» SET TASK: Copy out each line that has "text" in it.

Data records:

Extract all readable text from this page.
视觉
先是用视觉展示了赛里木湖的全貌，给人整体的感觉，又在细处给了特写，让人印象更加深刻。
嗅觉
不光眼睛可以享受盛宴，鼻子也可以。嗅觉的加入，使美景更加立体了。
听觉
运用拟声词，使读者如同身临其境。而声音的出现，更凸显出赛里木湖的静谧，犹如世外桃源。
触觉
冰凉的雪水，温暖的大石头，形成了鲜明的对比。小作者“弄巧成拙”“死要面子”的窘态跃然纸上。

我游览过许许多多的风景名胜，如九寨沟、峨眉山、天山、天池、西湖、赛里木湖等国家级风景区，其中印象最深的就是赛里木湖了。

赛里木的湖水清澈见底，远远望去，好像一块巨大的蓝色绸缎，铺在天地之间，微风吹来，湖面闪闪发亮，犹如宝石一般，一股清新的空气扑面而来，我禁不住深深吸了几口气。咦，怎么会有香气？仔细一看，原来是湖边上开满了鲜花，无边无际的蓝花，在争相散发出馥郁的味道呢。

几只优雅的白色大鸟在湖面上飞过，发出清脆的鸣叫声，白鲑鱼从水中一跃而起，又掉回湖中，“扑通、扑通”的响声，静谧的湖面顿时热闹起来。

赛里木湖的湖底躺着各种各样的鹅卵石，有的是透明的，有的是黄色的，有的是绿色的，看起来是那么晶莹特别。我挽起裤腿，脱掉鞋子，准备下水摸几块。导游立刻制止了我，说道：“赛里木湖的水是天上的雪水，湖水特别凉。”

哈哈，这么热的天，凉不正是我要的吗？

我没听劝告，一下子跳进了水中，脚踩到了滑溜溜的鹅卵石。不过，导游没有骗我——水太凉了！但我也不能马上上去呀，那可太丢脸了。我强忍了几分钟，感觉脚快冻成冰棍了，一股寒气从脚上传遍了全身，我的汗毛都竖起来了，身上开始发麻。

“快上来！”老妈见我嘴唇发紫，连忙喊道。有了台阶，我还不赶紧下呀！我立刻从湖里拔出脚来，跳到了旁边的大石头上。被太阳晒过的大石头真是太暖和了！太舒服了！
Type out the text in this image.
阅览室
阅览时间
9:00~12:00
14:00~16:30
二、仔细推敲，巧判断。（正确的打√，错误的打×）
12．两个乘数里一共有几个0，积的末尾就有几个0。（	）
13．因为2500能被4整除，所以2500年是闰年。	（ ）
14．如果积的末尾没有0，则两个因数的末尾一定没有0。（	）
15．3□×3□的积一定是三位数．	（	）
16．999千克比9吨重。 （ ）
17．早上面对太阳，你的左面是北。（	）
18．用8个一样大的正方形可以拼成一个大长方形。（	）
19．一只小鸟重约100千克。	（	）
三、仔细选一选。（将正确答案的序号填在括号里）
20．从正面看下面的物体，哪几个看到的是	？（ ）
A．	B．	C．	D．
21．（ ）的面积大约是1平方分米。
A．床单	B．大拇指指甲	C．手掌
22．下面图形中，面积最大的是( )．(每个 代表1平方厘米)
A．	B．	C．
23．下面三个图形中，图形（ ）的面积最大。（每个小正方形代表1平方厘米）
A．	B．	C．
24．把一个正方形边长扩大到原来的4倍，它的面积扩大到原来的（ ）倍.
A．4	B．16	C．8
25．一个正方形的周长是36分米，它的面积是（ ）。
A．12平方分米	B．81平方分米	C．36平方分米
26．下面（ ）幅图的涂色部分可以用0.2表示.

» RESPONSE TO THIS EXERCISE:
Extract all readable text from this page.
Type out the text in this image.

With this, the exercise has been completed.